<<<<
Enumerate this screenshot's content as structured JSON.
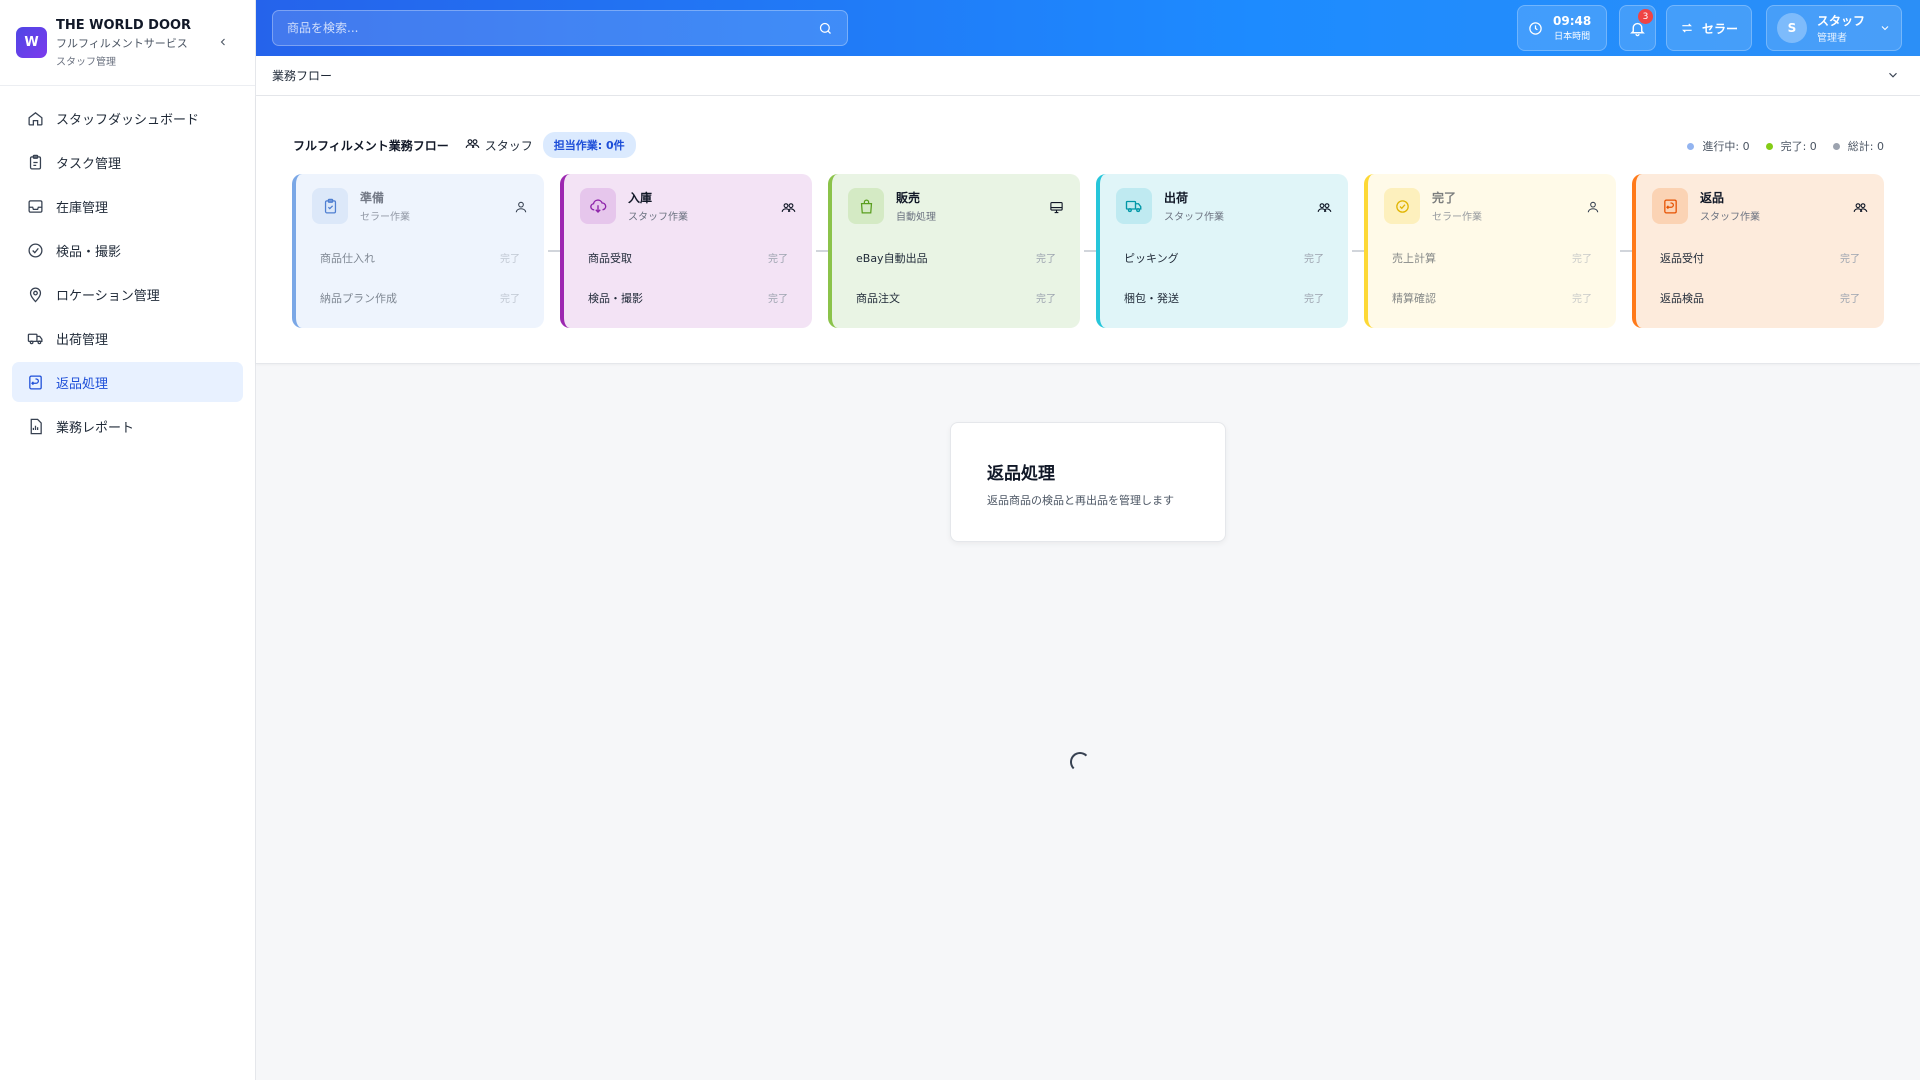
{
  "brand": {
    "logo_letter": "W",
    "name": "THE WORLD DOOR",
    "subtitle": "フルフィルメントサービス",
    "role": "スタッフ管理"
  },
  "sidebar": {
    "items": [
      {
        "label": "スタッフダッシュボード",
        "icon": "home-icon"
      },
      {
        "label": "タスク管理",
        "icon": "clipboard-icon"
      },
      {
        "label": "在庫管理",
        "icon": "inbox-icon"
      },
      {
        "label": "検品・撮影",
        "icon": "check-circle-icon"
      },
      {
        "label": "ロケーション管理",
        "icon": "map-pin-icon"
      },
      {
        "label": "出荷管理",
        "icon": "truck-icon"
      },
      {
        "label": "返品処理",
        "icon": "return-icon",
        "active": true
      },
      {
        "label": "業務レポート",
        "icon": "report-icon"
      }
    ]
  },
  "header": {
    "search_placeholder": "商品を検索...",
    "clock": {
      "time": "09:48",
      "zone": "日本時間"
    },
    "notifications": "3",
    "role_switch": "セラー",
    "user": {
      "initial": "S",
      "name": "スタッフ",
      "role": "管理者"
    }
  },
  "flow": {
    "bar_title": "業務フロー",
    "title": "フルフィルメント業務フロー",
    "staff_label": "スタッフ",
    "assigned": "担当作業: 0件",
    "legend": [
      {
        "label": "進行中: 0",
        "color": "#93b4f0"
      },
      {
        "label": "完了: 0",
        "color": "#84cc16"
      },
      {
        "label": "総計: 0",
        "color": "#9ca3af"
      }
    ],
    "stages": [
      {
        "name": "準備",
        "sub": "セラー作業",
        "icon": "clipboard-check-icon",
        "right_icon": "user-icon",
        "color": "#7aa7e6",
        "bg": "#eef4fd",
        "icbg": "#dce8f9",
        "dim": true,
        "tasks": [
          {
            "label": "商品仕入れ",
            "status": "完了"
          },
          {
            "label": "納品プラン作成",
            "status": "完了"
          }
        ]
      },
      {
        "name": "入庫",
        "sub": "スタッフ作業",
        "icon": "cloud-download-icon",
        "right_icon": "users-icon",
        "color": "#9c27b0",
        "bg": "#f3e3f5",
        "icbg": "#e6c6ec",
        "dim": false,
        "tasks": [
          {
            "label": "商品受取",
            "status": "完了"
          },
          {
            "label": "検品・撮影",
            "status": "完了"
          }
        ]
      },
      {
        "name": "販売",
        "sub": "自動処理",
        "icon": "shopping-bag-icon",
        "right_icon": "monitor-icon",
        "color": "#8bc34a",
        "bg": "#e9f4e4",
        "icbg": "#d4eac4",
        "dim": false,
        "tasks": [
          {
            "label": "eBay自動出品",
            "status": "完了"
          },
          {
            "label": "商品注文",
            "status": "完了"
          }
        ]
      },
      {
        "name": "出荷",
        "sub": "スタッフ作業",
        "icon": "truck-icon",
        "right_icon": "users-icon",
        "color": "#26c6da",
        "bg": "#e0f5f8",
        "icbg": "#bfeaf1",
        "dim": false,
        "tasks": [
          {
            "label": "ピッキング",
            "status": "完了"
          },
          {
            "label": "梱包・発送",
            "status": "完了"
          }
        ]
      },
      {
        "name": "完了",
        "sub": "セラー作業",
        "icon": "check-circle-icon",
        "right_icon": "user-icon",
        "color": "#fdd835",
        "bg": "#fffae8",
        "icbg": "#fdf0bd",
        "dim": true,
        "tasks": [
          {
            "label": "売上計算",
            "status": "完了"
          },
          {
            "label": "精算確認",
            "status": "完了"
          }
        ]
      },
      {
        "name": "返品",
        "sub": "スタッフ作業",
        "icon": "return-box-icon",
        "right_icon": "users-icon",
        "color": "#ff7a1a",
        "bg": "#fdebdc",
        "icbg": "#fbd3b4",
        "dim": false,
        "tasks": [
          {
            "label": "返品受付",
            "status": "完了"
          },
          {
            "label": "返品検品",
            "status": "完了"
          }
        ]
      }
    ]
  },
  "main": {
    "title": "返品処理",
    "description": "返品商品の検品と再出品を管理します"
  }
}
>>>>
#### Task directions
Restate the records word for word, omitting images.

#### Answer for the task
Enumerate this screenshot's content as structured JSON.
{
  "brand": {
    "logo_letter": "W",
    "name": "THE WORLD DOOR",
    "subtitle": "フルフィルメントサービス",
    "role": "スタッフ管理"
  },
  "sidebar": {
    "items": [
      {
        "label": "スタッフダッシュボード",
        "icon": "home-icon"
      },
      {
        "label": "タスク管理",
        "icon": "clipboard-icon"
      },
      {
        "label": "在庫管理",
        "icon": "inbox-icon"
      },
      {
        "label": "検品・撮影",
        "icon": "check-circle-icon"
      },
      {
        "label": "ロケーション管理",
        "icon": "map-pin-icon"
      },
      {
        "label": "出荷管理",
        "icon": "truck-icon"
      },
      {
        "label": "返品処理",
        "icon": "return-icon",
        "active": true
      },
      {
        "label": "業務レポート",
        "icon": "report-icon"
      }
    ]
  },
  "header": {
    "search_placeholder": "商品を検索...",
    "clock": {
      "time": "09:48",
      "zone": "日本時間"
    },
    "notifications": "3",
    "role_switch": "セラー",
    "user": {
      "initial": "S",
      "name": "スタッフ",
      "role": "管理者"
    }
  },
  "flow": {
    "bar_title": "業務フロー",
    "title": "フルフィルメント業務フロー",
    "staff_label": "スタッフ",
    "assigned": "担当作業: 0件",
    "legend": [
      {
        "label": "進行中: 0",
        "color": "#93b4f0"
      },
      {
        "label": "完了: 0",
        "color": "#84cc16"
      },
      {
        "label": "総計: 0",
        "color": "#9ca3af"
      }
    ],
    "stages": [
      {
        "name": "準備",
        "sub": "セラー作業",
        "icon": "clipboard-check-icon",
        "right_icon": "user-icon",
        "color": "#7aa7e6",
        "bg": "#eef4fd",
        "icbg": "#dce8f9",
        "dim": true,
        "tasks": [
          {
            "label": "商品仕入れ",
            "status": "完了"
          },
          {
            "label": "納品プラン作成",
            "status": "完了"
          }
        ]
      },
      {
        "name": "入庫",
        "sub": "スタッフ作業",
        "icon": "cloud-download-icon",
        "right_icon": "users-icon",
        "color": "#9c27b0",
        "bg": "#f3e3f5",
        "icbg": "#e6c6ec",
        "dim": false,
        "tasks": [
          {
            "label": "商品受取",
            "status": "完了"
          },
          {
            "label": "検品・撮影",
            "status": "完了"
          }
        ]
      },
      {
        "name": "販売",
        "sub": "自動処理",
        "icon": "shopping-bag-icon",
        "right_icon": "monitor-icon",
        "color": "#8bc34a",
        "bg": "#e9f4e4",
        "icbg": "#d4eac4",
        "dim": false,
        "tasks": [
          {
            "label": "eBay自動出品",
            "status": "完了"
          },
          {
            "label": "商品注文",
            "status": "完了"
          }
        ]
      },
      {
        "name": "出荷",
        "sub": "スタッフ作業",
        "icon": "truck-icon",
        "right_icon": "users-icon",
        "color": "#26c6da",
        "bg": "#e0f5f8",
        "icbg": "#bfeaf1",
        "dim": false,
        "tasks": [
          {
            "label": "ピッキング",
            "status": "完了"
          },
          {
            "label": "梱包・発送",
            "status": "完了"
          }
        ]
      },
      {
        "name": "完了",
        "sub": "セラー作業",
        "icon": "check-circle-icon",
        "right_icon": "user-icon",
        "color": "#fdd835",
        "bg": "#fffae8",
        "icbg": "#fdf0bd",
        "dim": true,
        "tasks": [
          {
            "label": "売上計算",
            "status": "完了"
          },
          {
            "label": "精算確認",
            "status": "完了"
          }
        ]
      },
      {
        "name": "返品",
        "sub": "スタッフ作業",
        "icon": "return-box-icon",
        "right_icon": "users-icon",
        "color": "#ff7a1a",
        "bg": "#fdebdc",
        "icbg": "#fbd3b4",
        "dim": false,
        "tasks": [
          {
            "label": "返品受付",
            "status": "完了"
          },
          {
            "label": "返品検品",
            "status": "完了"
          }
        ]
      }
    ]
  },
  "main": {
    "title": "返品処理",
    "description": "返品商品の検品と再出品を管理します"
  }
}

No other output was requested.